+++ Records provided

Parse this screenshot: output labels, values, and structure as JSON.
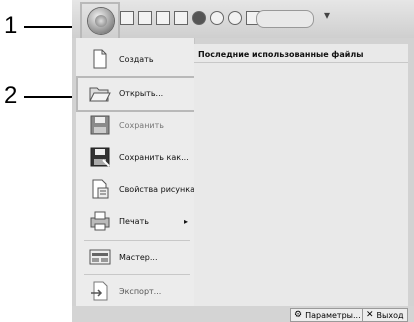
{
  "callouts": {
    "one": "1",
    "two": "2"
  },
  "menu": {
    "items": [
      {
        "label": "Создать",
        "icon": "new-document-icon",
        "submenu": false
      },
      {
        "label": "Открыть...",
        "icon": "open-folder-icon",
        "submenu": false
      },
      {
        "label": "Сохранить",
        "icon": "save-icon",
        "submenu": false
      },
      {
        "label": "Сохранить как...",
        "icon": "save-as-icon",
        "submenu": false
      },
      {
        "label": "Свойства рисунка",
        "icon": "design-properties-icon",
        "submenu": false
      },
      {
        "label": "Печать",
        "icon": "print-icon",
        "submenu": true
      },
      {
        "label": "Мастер...",
        "icon": "wizard-icon",
        "submenu": false
      },
      {
        "label": "Экспорт...",
        "icon": "export-icon",
        "submenu": false
      }
    ],
    "submenu_arrow": "▸"
  },
  "recent": {
    "title": "Последние использованные файлы"
  },
  "footer": {
    "options": "Параметры...",
    "exit": "Выход"
  },
  "qat": {
    "dropdown": "▾"
  },
  "colors": {
    "menu_bg": "#ececec",
    "highlight": "#b9b9b9"
  }
}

++++++

• **Task directions**
List all lines from the entries that include the word "Сохранить".

• **Exercise response**
        "label": "Сохранить",
        "label": "Сохранить как...",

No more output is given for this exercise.